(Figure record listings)
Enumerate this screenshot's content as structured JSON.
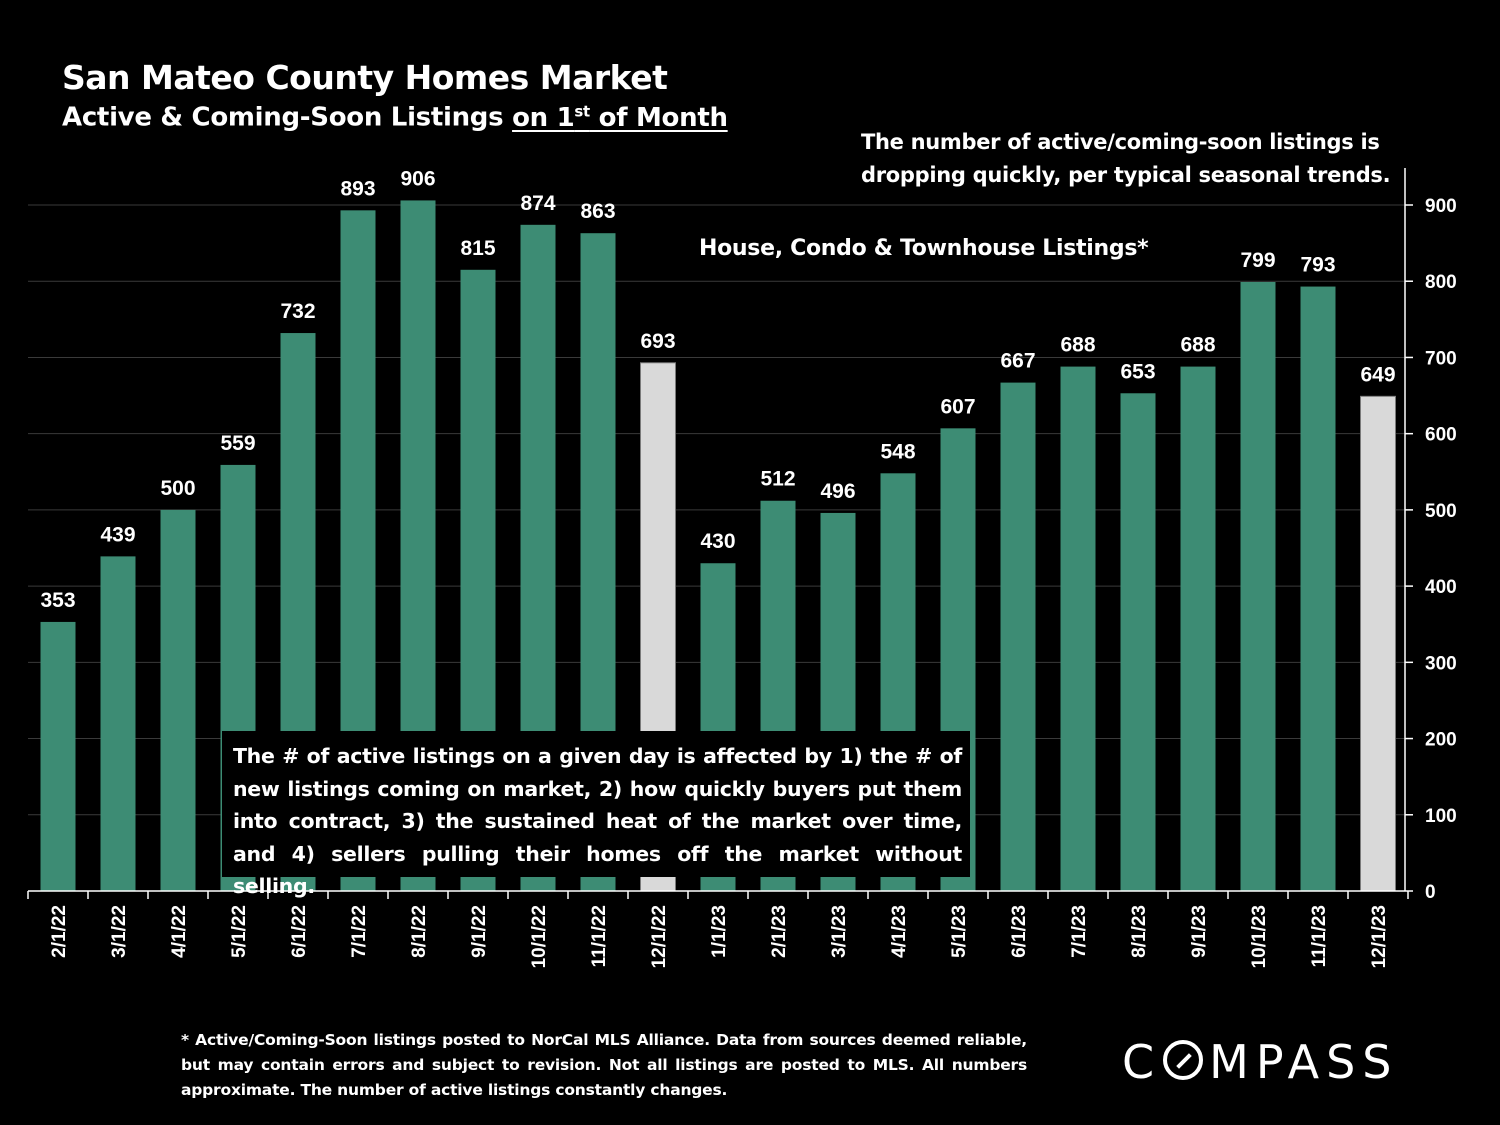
{
  "header": {
    "title": "San Mateo County Homes Market",
    "subtitle_prefix": "Active & Coming-Soon Listings ",
    "subtitle_underlined_pre": "on 1",
    "subtitle_sup": "st",
    "subtitle_underlined_post": " of Month"
  },
  "annotations": {
    "top_right": "The number of active/coming-soon listings is dropping quickly, per typical seasonal trends.",
    "series_label": "House, Condo & Townhouse Listings*",
    "explanation": "The # of active listings on a given day is affected by 1) the # of new listings coming on market, 2) how quickly buyers put them into contract, 3) the sustained heat of the market over time, and 4) sellers pulling their homes off the market without selling."
  },
  "footnote": "* Active/Coming-Soon listings posted to NorCal MLS Alliance.  Data from sources deemed reliable, but may contain errors and subject to revision.  Not all listings are posted to MLS. All numbers approximate. The number of active listings constantly changes.",
  "logo": "COMPASS",
  "colors": {
    "background": "#000000",
    "bar": "#3d8c74",
    "highlight_bar": "#d9d9d9",
    "text": "#ffffff",
    "axis": "#ffffff",
    "grid": "#3a3a3a"
  },
  "chart_data": {
    "type": "bar",
    "categories": [
      "2/1/22",
      "3/1/22",
      "4/1/22",
      "5/1/22",
      "6/1/22",
      "7/1/22",
      "8/1/22",
      "9/1/22",
      "10/1/22",
      "11/1/22",
      "12/1/22",
      "1/1/23",
      "2/1/23",
      "3/1/23",
      "4/1/23",
      "5/1/23",
      "6/1/23",
      "7/1/23",
      "8/1/23",
      "9/1/23",
      "10/1/23",
      "11/1/23",
      "12/1/23"
    ],
    "values": [
      353,
      439,
      500,
      559,
      732,
      893,
      906,
      815,
      874,
      863,
      693,
      430,
      512,
      496,
      548,
      607,
      667,
      688,
      653,
      688,
      799,
      793,
      649
    ],
    "highlighted": [
      "12/1/22",
      "12/1/23"
    ],
    "ylim": [
      0,
      900
    ],
    "yticks": [
      0,
      100,
      200,
      300,
      400,
      500,
      600,
      700,
      800,
      900
    ],
    "y_axis_side": "right",
    "grid": true,
    "data_labels": true
  }
}
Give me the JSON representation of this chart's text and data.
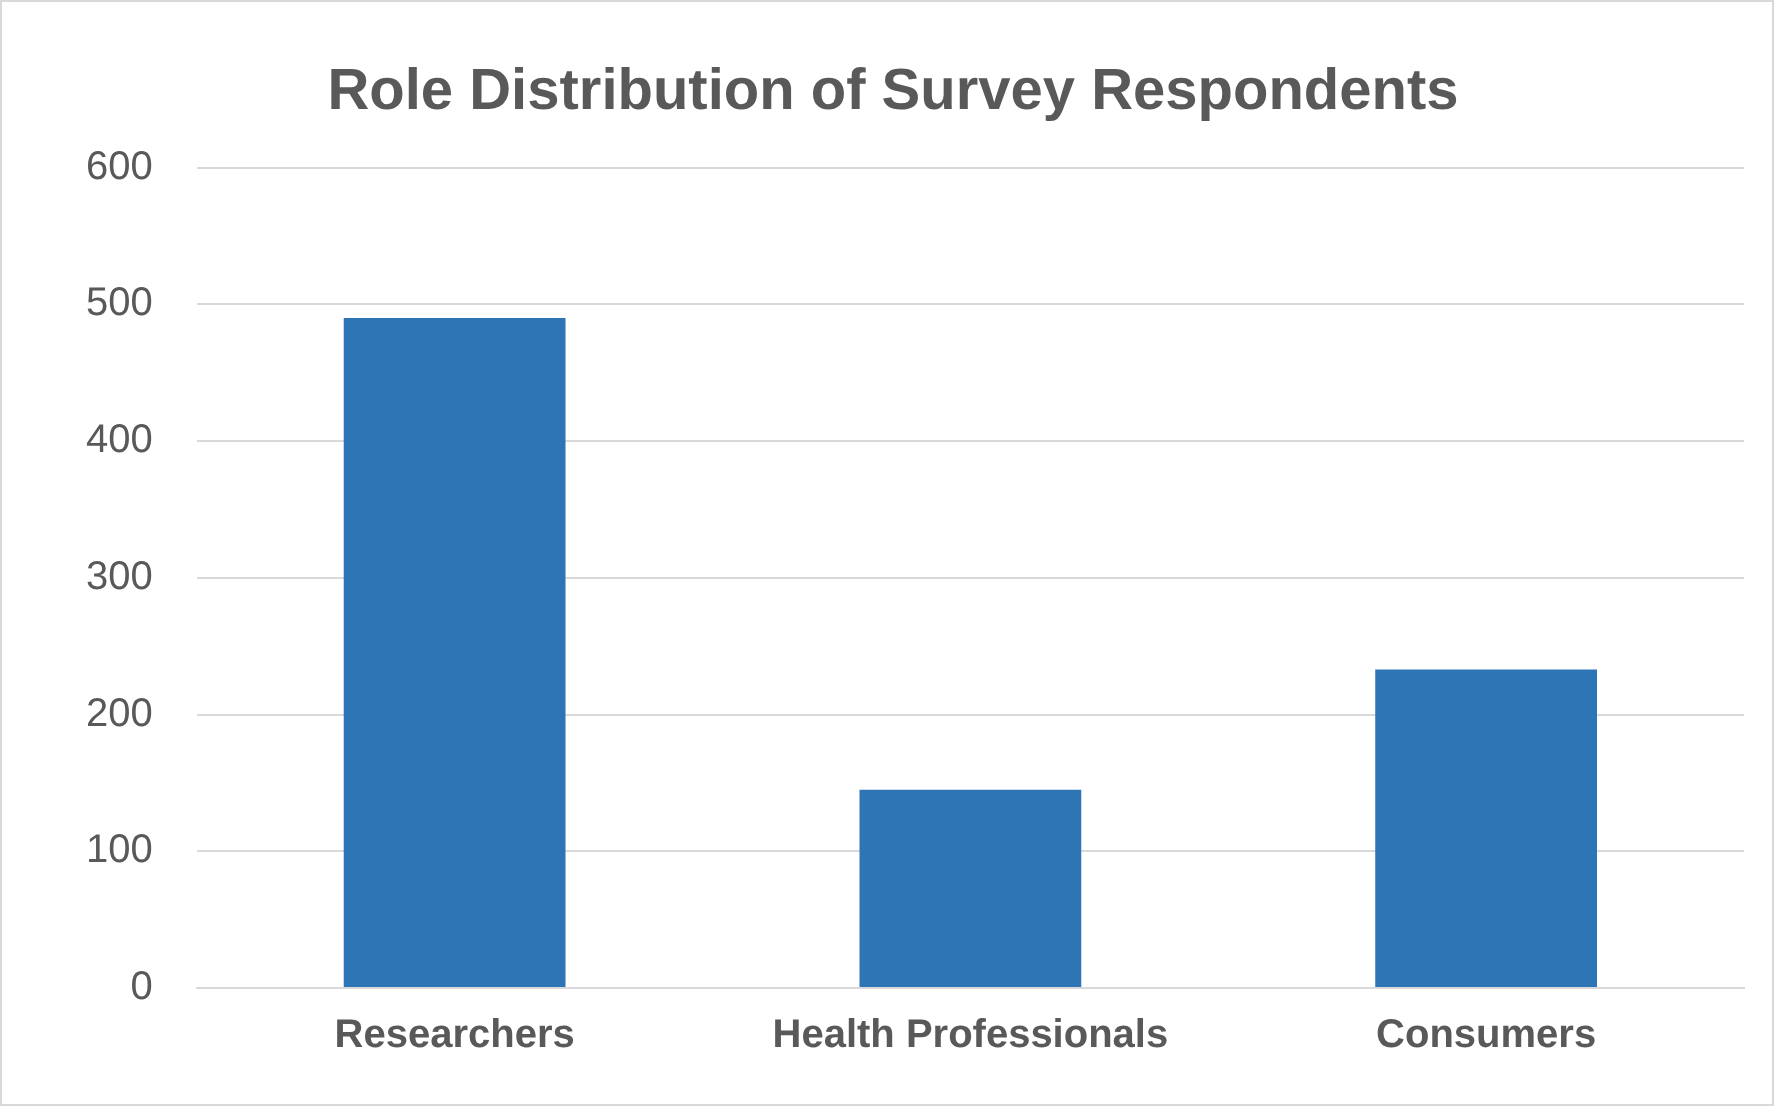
{
  "chart_data": {
    "type": "bar",
    "title": "Role Distribution of Survey Respondents",
    "categories": [
      "Researchers",
      "Health Professionals",
      "Consumers"
    ],
    "values": [
      490,
      145,
      233
    ],
    "color": "#2e75b6",
    "ylim": [
      0,
      600
    ],
    "yticks": [
      0,
      100,
      200,
      300,
      400,
      500,
      600
    ],
    "grid": "y"
  }
}
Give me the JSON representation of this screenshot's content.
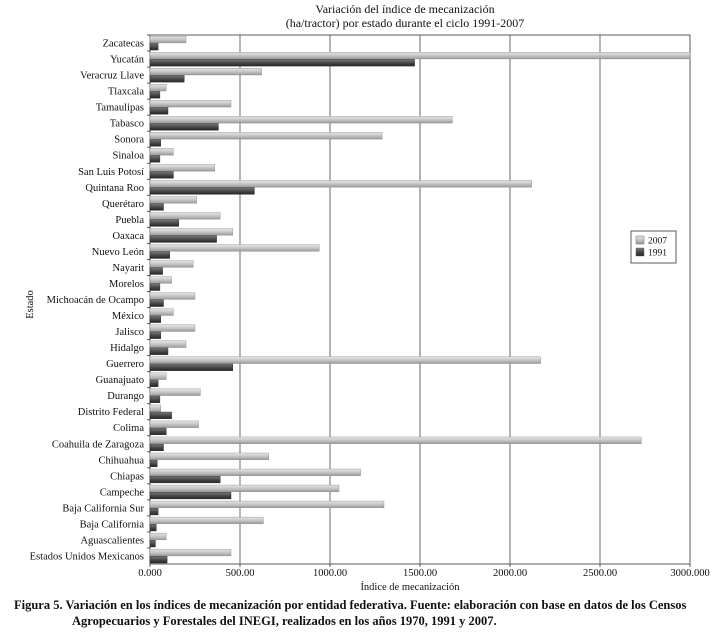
{
  "chart_data": {
    "type": "bar",
    "orientation": "horizontal",
    "title": "Variación del índice de mecanización\n(ha/tractor) por estado durante el ciclo 1991-2007",
    "xlabel": "Índice de mecanización",
    "ylabel": "Estado",
    "xlim": [
      0,
      3000
    ],
    "xticks": [
      "0.000",
      "500.00",
      "1000.00",
      "1500.00",
      "2000.00",
      "2500.00",
      "3000.000"
    ],
    "grid": "vertical",
    "legend_position": "right",
    "categories": [
      "Zacatecas",
      "Yucatán",
      "Veracruz Llave",
      "Tlaxcala",
      "Tamaulipas",
      "Tabasco",
      "Sonora",
      "Sinaloa",
      "San Luis Potosí",
      "Quintana Roo",
      "Querétaro",
      "Puebla",
      "Oaxaca",
      "Nuevo León",
      "Nayarit",
      "Morelos",
      "Michoacán de Ocampo",
      "México",
      "Jalisco",
      "Hidalgo",
      "Guerrero",
      "Guanajuato",
      "Durango",
      "Distrito Federal",
      "Colima",
      "Coahuila de Zaragoza",
      "Chihuahua",
      "Chiapas",
      "Campeche",
      "Baja California Sur",
      "Baja California",
      "Aguascalientes",
      "Estados Unidos Mexicanos"
    ],
    "series": [
      {
        "name": "2007",
        "color": "#c8c8c8",
        "values": [
          200,
          3000,
          620,
          90,
          450,
          1680,
          1290,
          130,
          360,
          2120,
          260,
          390,
          460,
          940,
          240,
          120,
          250,
          130,
          250,
          200,
          2170,
          90,
          280,
          60,
          270,
          2730,
          660,
          1170,
          1050,
          1300,
          630,
          90,
          450
        ]
      },
      {
        "name": "1991",
        "color": "#555555",
        "values": [
          45,
          1470,
          190,
          55,
          100,
          380,
          60,
          55,
          130,
          580,
          75,
          160,
          370,
          110,
          70,
          55,
          75,
          60,
          60,
          100,
          460,
          45,
          55,
          120,
          90,
          75,
          40,
          390,
          450,
          45,
          35,
          30,
          95
        ]
      }
    ]
  },
  "caption": {
    "line1": "Figura 5. Variación en los índices de mecanización por entidad federativa. Fuente: elaboración con base en datos de los Censos",
    "line2": "Agropecuarios y Forestales del INEGI, realizados en los años 1970, 1991 y 2007."
  }
}
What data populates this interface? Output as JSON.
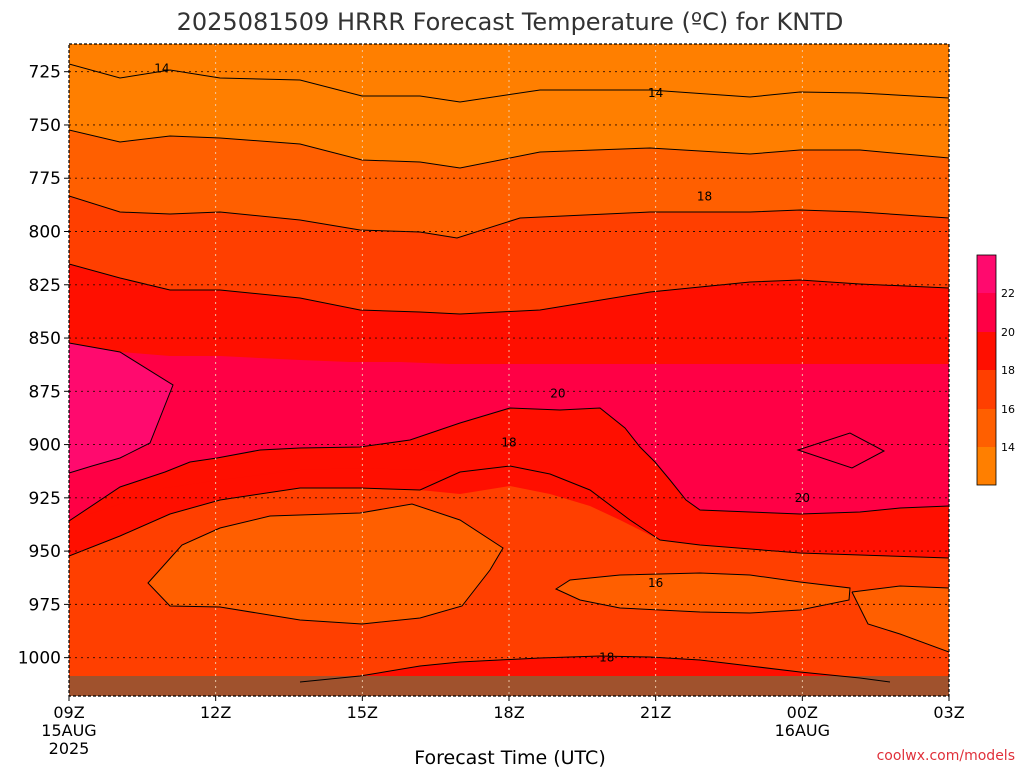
{
  "title": "2025081509 HRRR Forecast Temperature (ºC) for KNTD",
  "xlabel": "Forecast Time (UTC)",
  "watermark": "coolwx.com/models",
  "colors": {
    "c12": "#ff7f00",
    "c14": "#ff5f00",
    "c16": "#ff3f00",
    "c18": "#ff0f00",
    "c20": "#ff0045",
    "c22": "#ff0a6e",
    "ground": "#a0522d",
    "grid": "#c8c8c8"
  },
  "chart_data": {
    "type": "contour",
    "title": "2025081509 HRRR Forecast Temperature (ºC) for KNTD",
    "xlabel": "Forecast Time (UTC)",
    "ylabel": "",
    "x_ticks": [
      {
        "label": "09Z",
        "sub1": "15AUG",
        "sub2": "2025"
      },
      {
        "label": "12Z",
        "sub1": "",
        "sub2": ""
      },
      {
        "label": "15Z",
        "sub1": "",
        "sub2": ""
      },
      {
        "label": "18Z",
        "sub1": "",
        "sub2": ""
      },
      {
        "label": "21Z",
        "sub1": "",
        "sub2": ""
      },
      {
        "label": "00Z",
        "sub1": "16AUG",
        "sub2": ""
      },
      {
        "label": "03Z",
        "sub1": "",
        "sub2": ""
      }
    ],
    "x_range_hours": [
      0,
      18
    ],
    "y_ticks": [
      "725",
      "750",
      "775",
      "800",
      "825",
      "850",
      "875",
      "900",
      "925",
      "950",
      "975",
      "1000"
    ],
    "y_range_hpa": [
      712,
      1018
    ],
    "contour_levels": [
      14,
      16,
      18,
      20,
      22
    ],
    "colorbar_labels": [
      "22",
      "20",
      "18",
      "16",
      "14"
    ],
    "contour_labels": [
      {
        "text": "14",
        "hour": 1.9,
        "p": 723.5
      },
      {
        "text": "14",
        "hour": 12.0,
        "p": 735.0
      },
      {
        "text": "18",
        "hour": 13.0,
        "p": 783.5
      },
      {
        "text": "20",
        "hour": 10.0,
        "p": 876.0
      },
      {
        "text": "18",
        "hour": 9.0,
        "p": 899.0
      },
      {
        "text": "20",
        "hour": 15.0,
        "p": 925.0
      },
      {
        "text": "16",
        "hour": 12.0,
        "p": 965.0
      },
      {
        "text": "18",
        "hour": 11.0,
        "p": 1000.0
      }
    ],
    "grid": true,
    "legend": "right"
  }
}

→ STATED EXERCISE: Go through the listing above and pull out each line containing the word "screenshot".

→ FULL ANSWER:
Enumerate this screenshot's content as structured JSON.
Give me the JSON representation of this screenshot's content.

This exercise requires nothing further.